··· Sezione del documento ···

Rassegna stampa nazionale

Articolo 18

IL GAZZETTINO DI VENEZIA
Edizione locale

venerdì 23 gennaio 1970

CONTINUANO LE RICERCHE DOPO IL NAUFRAGIO DEL CARGO VENEZIANO

Localizzato un relitto: forse è il «Fusina»
Lo scafo giace ad un centinaio di metri di profondità
Almeno cinque uomini morirono sugli scogli

(DAL NOSTRO CORRISPONDENTE)
Cagliari, 23 gennaio

Neppure il corteo funebre di stamane, che ha accompagnato alla nave-traghetto, sul molo di Carloforte, le salme degli ultimi tre marinai del «Fusina», recuperate fra gli scogli, era così mesto come è stata la partenza delle barche dei pescatori per le scogliere di San Pietro, poco dopo l’alba.

Sul mare, piatto come uno specchio, le vogate si stampavano lente e le imbarcazioni e il silenzio sapevano di funerale.

···

> **Obiettivo dell'esercizio**: Prosegui l'articolo sul naufragio del «Fusina» riprendendo subito dopo l'ultima frase riportata.

··· Informazioni fornite ···

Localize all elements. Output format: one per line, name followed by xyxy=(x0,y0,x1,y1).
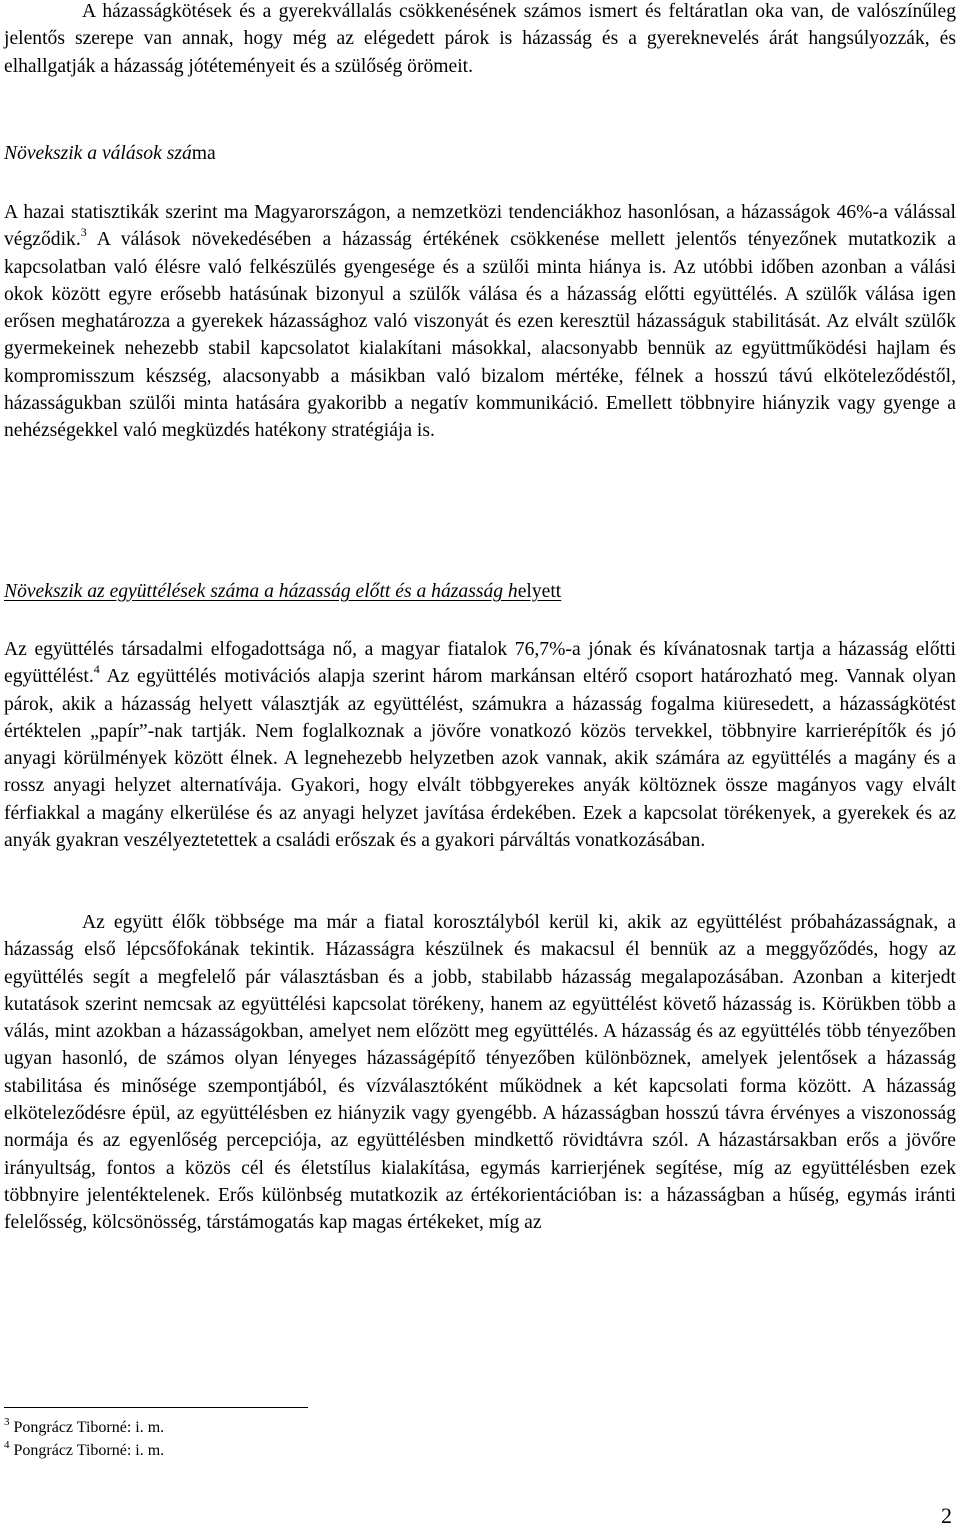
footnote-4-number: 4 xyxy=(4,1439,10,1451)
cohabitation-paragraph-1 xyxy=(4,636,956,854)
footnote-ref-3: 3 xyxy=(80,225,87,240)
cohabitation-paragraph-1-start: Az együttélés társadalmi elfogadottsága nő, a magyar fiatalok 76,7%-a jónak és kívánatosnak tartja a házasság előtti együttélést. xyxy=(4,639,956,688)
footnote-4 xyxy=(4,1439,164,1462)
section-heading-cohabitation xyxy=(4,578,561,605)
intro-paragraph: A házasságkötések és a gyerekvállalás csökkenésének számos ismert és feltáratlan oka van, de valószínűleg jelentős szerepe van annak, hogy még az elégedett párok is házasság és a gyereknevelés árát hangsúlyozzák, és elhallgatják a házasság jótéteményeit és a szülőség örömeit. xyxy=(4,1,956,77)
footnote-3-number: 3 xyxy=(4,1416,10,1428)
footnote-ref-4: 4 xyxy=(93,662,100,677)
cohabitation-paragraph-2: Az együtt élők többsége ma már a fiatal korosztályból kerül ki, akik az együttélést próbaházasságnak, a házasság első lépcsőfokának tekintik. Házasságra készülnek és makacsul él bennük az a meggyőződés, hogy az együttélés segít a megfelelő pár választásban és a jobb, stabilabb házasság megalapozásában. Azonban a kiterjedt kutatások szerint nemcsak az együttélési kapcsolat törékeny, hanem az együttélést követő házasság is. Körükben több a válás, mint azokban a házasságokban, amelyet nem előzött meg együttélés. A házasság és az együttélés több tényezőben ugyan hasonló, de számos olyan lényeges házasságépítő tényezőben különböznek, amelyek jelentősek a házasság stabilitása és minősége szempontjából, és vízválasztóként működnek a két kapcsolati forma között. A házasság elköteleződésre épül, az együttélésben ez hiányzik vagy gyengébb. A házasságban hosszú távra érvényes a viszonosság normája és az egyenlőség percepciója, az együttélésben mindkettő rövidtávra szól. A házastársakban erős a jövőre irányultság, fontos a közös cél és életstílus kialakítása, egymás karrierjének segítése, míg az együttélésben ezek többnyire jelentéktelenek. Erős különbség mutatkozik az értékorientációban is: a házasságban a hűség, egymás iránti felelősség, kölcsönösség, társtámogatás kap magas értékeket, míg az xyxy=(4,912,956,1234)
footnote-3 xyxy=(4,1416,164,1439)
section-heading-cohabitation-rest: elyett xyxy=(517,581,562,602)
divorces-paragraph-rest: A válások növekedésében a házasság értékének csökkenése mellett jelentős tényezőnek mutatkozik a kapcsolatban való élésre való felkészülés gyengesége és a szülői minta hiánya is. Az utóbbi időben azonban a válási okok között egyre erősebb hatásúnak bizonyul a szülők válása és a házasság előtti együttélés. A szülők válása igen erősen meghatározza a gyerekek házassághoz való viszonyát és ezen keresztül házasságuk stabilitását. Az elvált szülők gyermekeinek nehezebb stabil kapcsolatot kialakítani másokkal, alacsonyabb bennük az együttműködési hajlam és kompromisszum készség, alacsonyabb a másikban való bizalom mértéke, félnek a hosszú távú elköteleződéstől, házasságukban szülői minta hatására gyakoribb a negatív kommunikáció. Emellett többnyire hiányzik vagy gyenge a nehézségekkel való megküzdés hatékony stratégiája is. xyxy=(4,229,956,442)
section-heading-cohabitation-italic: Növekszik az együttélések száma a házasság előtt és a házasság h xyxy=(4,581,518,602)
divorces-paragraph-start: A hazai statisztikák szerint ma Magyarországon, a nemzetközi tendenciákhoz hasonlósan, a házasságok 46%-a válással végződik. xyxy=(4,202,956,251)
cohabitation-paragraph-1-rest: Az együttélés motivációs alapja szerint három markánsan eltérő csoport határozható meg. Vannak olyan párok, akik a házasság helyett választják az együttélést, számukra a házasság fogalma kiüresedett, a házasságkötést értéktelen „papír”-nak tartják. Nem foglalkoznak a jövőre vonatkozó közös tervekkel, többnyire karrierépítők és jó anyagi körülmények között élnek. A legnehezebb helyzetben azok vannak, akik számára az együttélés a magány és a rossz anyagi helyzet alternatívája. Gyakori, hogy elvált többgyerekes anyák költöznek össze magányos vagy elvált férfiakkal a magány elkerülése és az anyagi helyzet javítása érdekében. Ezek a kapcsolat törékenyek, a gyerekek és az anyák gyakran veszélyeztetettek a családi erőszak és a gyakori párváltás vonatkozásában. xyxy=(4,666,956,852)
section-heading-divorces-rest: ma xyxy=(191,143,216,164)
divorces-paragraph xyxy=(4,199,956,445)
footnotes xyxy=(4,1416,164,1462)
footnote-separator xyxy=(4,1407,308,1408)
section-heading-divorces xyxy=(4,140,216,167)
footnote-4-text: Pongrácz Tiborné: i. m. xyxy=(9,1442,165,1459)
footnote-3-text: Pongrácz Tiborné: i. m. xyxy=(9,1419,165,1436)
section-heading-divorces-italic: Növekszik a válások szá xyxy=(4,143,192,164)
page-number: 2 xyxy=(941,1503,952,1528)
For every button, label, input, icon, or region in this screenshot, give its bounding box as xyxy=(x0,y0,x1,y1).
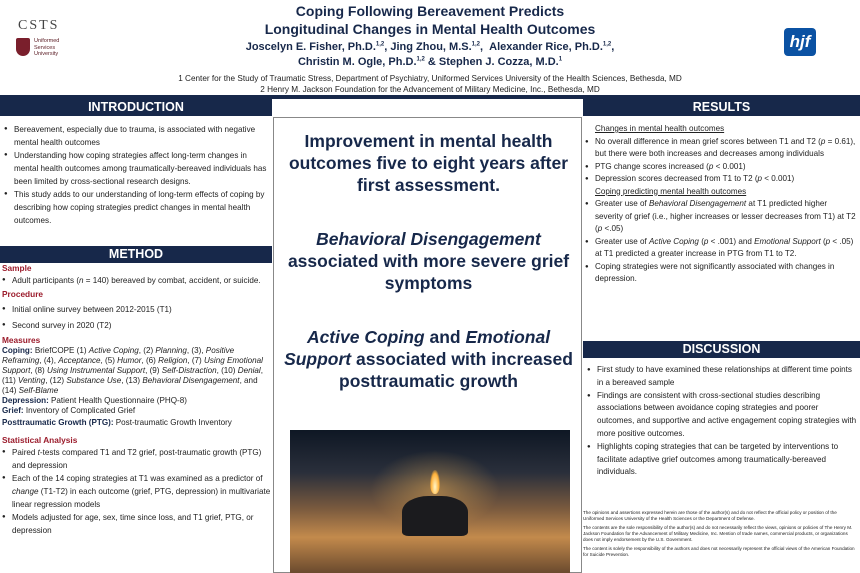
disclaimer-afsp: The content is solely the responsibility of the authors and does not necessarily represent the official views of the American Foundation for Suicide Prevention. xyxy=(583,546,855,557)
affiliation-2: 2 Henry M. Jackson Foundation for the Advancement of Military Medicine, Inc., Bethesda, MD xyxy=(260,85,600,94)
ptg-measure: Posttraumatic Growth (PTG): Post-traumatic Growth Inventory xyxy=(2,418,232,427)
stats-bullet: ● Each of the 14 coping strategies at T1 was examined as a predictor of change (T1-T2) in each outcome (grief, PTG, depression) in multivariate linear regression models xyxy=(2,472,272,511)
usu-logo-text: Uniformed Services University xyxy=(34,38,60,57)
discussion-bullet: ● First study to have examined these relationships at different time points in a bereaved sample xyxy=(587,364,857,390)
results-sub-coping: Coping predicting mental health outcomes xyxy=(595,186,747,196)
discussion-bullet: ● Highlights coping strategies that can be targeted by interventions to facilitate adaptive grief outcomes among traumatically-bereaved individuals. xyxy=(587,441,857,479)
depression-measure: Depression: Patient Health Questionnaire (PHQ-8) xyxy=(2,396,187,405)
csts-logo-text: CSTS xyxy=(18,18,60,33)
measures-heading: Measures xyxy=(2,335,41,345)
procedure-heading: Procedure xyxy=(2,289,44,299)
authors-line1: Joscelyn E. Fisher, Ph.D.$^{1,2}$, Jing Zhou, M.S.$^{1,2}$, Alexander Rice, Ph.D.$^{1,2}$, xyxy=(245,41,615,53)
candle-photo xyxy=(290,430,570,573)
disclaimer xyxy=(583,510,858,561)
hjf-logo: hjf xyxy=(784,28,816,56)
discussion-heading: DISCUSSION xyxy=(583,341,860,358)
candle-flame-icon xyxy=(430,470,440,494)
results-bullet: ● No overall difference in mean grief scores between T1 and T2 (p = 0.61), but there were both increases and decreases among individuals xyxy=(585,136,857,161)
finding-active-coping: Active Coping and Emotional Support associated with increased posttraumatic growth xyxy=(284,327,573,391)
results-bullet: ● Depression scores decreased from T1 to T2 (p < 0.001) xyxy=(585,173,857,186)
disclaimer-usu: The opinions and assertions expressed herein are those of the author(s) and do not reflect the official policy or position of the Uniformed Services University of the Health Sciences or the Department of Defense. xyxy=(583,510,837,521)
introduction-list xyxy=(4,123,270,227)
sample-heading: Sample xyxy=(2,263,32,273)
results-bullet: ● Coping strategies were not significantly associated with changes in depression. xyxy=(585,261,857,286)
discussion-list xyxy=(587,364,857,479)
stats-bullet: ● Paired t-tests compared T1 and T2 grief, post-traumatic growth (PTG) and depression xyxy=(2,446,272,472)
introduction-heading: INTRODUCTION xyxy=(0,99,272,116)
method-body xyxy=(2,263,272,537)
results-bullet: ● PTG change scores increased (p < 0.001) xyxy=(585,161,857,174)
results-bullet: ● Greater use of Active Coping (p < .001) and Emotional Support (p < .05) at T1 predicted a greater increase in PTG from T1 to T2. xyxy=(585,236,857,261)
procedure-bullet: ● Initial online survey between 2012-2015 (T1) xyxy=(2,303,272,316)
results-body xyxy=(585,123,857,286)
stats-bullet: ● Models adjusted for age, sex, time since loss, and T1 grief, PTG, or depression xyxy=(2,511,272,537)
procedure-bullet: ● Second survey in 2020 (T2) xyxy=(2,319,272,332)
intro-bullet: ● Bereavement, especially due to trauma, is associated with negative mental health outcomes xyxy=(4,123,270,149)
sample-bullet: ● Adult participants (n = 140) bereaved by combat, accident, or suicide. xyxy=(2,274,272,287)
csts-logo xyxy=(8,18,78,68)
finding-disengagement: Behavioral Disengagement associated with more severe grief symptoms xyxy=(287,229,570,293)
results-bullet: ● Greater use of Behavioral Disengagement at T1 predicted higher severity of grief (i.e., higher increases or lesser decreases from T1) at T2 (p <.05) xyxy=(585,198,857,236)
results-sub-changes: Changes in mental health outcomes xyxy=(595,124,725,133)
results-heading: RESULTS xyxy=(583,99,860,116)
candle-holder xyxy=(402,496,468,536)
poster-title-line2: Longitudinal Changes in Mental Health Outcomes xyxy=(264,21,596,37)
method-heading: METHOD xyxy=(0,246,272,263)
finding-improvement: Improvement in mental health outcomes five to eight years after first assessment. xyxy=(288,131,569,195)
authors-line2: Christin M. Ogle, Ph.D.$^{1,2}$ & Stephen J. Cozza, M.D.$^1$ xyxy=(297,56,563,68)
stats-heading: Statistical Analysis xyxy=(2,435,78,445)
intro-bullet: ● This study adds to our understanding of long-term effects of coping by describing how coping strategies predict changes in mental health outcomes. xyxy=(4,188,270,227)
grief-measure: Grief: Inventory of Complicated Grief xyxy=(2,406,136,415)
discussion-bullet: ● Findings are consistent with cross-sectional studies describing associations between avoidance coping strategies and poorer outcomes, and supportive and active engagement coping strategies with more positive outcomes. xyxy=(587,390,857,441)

···

> **Risposta**:
C’era anche la barca del fratello di Mario Catena, il comandante della nave inabissatasi, diretta al largo.

E c’erano quelle dei vigili del fuoco, con a bordo il tritolo da usare per aprirsi un varco fra i massi del piccolo atollo, dove galleggiava ancora il corpo avvistato mercoledì sera e che invano si era tentato di recuperare.

La popolazione era addensata sulla banchina, per salutare, con la sua presenza, quelli che ripartivano per le loro case dentro una bara, quando le cariche esplodevano a «La Caletta» e l’eco arrivava alla gente.

«Morti per niente» è il solo commento che abbiamo sentito.

Lo abbiamo scritto ieri: alcuni sono arrivati a riva e il freddo li ha uccisi dopo che gli scogli avevano bloccato ogni loro speranza.

Cinque degli uomini del «Fusina» sarebbero infatti riusciti a toccare terra; quattro sarebbero morti in seguito alle ferite subite nell’urto con gli scogli contro i quali furono scagliati dalla violenza delle onde, il quinto sarebbe riuscito ad arrampicarsi sulle scogliere, ma poi, esausto, non sarebbe riuscito a raggiungere un riparo e sarebbe morto per assideramento.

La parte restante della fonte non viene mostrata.